THE TASK:
Answer with a single number: how many lines in the listing below include "current"?

>> BEGIN EXTRACTED DATA

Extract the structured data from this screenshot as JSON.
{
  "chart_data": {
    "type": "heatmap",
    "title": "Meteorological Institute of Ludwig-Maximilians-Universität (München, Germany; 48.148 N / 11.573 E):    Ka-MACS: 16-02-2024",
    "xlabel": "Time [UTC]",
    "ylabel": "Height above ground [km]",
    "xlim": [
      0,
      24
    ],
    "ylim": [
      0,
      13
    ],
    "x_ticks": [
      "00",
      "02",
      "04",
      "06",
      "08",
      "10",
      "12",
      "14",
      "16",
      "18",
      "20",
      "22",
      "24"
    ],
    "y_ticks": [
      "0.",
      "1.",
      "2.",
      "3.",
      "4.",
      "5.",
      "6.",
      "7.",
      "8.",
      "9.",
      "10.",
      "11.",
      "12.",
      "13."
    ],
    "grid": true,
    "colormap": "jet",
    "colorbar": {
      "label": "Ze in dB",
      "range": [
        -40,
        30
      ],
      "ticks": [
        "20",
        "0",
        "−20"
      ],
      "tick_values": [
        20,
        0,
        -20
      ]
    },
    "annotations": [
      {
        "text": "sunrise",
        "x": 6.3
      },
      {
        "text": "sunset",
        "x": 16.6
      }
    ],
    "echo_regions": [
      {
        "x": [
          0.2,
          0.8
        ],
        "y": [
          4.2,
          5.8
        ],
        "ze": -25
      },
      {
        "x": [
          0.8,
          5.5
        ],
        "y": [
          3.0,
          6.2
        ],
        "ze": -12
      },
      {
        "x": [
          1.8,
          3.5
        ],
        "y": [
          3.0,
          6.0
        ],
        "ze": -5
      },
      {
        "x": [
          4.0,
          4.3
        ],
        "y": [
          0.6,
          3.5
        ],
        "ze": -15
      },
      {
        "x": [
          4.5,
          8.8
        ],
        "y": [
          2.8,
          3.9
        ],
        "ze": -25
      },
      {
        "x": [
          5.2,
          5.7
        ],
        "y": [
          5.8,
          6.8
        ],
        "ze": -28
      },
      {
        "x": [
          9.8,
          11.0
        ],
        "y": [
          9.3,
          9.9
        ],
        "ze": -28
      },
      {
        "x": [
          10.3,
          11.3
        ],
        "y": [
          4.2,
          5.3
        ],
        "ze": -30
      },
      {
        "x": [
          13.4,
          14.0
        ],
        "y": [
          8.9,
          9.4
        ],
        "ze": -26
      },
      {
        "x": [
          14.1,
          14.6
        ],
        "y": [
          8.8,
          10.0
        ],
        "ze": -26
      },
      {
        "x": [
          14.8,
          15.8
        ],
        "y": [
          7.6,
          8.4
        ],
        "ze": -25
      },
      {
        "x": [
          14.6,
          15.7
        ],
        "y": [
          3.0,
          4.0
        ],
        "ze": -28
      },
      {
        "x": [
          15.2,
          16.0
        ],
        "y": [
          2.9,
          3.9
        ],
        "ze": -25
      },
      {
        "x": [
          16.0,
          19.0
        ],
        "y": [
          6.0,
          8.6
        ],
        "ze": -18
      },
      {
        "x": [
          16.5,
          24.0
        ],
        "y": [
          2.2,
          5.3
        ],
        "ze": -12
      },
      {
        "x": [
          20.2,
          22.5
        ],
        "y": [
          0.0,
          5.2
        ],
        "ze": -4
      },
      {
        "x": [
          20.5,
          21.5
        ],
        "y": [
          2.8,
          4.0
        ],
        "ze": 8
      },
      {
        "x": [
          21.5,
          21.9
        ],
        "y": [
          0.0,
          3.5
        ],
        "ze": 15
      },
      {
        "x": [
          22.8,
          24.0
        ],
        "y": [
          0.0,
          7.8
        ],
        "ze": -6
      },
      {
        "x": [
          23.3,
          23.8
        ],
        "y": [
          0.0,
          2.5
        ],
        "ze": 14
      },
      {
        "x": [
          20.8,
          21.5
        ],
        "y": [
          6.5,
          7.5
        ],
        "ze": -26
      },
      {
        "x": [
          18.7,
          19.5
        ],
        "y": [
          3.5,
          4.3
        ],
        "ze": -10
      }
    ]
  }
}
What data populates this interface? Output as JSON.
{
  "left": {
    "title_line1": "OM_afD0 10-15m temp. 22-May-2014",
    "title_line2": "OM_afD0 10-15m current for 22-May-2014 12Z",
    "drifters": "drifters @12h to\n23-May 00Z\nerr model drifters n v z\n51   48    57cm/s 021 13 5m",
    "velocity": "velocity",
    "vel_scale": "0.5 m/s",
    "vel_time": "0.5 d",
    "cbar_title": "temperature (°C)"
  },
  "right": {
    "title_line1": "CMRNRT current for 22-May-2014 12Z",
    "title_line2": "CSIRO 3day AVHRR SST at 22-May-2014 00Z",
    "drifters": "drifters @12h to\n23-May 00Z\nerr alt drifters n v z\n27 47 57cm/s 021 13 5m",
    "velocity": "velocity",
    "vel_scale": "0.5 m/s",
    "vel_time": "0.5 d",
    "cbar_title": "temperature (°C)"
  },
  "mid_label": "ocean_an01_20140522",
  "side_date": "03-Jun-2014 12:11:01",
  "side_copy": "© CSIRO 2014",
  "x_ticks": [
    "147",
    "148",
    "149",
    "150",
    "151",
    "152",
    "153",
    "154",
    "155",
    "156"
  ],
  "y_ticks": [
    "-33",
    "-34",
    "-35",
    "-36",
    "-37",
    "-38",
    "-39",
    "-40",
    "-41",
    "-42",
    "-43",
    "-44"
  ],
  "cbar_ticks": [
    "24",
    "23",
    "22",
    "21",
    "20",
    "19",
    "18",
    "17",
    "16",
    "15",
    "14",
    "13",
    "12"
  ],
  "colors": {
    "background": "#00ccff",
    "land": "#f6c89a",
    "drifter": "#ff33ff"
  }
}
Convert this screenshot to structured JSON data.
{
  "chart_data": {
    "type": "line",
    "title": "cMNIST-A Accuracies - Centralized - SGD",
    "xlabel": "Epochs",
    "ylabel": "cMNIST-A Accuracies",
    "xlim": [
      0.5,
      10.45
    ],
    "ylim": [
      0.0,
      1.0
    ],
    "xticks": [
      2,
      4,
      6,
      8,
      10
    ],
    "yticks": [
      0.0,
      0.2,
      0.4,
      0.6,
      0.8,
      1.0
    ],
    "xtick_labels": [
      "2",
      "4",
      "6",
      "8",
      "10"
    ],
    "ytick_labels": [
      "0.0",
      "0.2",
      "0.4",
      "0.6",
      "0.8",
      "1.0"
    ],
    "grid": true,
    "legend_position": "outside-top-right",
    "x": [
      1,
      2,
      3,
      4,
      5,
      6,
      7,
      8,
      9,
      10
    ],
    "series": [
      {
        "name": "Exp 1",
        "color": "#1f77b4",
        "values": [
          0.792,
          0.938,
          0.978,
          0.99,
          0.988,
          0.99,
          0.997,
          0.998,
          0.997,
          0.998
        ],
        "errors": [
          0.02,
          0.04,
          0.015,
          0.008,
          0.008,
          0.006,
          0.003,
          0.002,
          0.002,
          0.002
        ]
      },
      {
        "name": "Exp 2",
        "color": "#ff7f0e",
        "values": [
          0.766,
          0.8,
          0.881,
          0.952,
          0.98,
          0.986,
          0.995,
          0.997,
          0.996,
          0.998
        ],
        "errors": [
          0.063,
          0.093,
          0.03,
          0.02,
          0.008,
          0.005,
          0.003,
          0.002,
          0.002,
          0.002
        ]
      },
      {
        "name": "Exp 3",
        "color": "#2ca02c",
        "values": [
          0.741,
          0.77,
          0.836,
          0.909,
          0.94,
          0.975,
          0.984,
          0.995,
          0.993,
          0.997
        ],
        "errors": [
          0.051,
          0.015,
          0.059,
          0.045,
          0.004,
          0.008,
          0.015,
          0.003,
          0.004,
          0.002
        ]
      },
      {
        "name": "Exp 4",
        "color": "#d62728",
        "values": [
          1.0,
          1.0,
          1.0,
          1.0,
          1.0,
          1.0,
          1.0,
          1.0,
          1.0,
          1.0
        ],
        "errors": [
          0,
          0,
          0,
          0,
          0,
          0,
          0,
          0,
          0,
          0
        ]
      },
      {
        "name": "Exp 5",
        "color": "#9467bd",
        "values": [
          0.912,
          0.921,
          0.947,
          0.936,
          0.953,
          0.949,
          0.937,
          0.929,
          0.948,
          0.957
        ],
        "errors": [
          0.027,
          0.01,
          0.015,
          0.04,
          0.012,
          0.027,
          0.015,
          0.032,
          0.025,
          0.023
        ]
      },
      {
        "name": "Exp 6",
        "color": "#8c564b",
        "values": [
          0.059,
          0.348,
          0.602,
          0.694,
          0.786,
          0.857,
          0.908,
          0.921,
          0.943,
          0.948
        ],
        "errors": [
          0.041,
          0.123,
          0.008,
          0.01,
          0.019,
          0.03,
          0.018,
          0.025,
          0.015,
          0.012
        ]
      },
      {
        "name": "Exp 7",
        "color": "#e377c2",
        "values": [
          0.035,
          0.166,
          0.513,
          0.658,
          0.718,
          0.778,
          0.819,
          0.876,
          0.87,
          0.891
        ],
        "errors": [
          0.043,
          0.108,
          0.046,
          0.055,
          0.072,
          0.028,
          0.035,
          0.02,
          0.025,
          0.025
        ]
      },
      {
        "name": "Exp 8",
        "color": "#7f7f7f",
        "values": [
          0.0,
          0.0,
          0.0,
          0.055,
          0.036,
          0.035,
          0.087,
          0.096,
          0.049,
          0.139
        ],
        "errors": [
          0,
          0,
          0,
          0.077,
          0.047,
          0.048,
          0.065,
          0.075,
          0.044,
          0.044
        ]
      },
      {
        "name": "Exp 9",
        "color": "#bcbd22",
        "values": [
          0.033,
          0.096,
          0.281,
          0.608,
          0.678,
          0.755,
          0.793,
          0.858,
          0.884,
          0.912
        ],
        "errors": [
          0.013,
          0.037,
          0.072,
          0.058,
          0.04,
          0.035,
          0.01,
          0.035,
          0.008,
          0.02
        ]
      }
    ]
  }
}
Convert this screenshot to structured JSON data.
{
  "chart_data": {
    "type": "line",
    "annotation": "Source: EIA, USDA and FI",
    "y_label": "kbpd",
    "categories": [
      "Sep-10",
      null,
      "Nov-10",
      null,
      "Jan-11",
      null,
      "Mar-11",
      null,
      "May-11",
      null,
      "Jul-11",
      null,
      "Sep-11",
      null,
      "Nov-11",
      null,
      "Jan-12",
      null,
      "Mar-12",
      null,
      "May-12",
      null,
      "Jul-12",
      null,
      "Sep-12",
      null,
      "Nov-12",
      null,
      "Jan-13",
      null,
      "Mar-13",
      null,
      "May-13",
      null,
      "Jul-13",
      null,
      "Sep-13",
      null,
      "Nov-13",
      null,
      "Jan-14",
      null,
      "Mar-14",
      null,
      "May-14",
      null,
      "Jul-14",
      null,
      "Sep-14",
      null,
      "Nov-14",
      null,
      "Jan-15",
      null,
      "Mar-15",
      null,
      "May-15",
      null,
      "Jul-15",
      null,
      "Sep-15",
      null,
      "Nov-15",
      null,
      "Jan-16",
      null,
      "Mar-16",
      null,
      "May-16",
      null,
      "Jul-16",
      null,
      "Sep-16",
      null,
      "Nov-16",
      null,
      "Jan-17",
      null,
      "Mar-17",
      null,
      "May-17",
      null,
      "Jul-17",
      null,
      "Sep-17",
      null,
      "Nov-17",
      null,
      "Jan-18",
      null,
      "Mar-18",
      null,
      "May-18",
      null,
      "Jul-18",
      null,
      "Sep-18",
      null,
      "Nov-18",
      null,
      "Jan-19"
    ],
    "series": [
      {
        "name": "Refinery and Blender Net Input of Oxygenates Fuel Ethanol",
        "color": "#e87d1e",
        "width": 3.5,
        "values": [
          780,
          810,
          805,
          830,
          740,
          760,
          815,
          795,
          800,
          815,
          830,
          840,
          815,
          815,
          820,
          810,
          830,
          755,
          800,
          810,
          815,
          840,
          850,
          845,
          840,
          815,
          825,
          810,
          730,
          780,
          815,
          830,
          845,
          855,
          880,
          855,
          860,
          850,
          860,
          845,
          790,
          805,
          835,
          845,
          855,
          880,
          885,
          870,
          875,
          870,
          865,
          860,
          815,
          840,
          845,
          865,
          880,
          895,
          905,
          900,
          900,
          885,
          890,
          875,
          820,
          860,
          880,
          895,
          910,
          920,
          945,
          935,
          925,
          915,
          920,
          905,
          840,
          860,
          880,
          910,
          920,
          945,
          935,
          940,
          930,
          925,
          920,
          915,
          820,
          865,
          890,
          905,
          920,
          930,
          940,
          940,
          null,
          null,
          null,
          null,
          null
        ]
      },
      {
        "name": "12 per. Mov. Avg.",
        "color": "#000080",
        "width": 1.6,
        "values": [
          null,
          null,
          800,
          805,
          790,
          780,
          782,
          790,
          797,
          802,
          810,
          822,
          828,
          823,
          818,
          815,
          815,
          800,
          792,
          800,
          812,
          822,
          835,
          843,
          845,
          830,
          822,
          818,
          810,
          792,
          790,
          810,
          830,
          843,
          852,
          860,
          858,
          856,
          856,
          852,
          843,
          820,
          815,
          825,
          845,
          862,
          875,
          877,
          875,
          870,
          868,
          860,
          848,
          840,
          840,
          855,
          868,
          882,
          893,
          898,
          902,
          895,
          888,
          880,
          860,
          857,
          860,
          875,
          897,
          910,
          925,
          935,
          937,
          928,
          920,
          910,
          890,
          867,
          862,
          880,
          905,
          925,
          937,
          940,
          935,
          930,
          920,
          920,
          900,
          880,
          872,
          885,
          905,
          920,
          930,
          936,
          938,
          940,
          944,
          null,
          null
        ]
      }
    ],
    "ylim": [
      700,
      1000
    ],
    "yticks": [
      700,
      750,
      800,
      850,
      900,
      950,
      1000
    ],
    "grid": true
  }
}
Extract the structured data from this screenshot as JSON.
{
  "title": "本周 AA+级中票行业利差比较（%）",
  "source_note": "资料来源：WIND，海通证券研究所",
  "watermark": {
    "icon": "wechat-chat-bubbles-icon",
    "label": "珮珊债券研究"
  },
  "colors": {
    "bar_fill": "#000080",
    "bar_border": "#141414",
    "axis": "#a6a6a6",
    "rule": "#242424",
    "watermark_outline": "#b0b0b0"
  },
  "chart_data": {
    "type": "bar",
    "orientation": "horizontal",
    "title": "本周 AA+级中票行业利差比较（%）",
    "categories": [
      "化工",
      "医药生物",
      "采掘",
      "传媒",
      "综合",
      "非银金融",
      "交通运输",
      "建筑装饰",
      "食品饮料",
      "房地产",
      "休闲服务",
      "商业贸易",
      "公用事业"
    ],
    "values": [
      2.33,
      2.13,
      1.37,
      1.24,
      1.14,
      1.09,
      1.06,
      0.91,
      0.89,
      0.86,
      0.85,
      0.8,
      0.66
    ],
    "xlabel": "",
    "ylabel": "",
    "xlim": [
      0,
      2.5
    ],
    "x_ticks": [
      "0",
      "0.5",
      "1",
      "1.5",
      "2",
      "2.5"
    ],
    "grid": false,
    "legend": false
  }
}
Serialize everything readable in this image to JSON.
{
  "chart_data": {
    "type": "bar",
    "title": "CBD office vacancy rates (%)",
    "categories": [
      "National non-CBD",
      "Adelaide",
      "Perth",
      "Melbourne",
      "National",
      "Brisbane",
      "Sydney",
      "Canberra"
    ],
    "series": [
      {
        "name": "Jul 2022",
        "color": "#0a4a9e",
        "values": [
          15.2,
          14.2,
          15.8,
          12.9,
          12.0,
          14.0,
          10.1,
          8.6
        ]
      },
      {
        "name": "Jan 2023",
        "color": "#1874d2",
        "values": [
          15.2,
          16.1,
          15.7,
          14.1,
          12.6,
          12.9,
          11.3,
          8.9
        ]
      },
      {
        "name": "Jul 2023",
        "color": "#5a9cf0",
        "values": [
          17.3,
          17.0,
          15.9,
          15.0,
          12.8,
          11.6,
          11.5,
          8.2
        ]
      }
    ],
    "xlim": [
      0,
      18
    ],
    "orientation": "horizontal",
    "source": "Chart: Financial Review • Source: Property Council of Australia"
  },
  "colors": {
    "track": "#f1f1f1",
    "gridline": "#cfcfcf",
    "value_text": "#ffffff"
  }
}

>> END EXTRACTED DATA

EXPECTED ANSWER:
2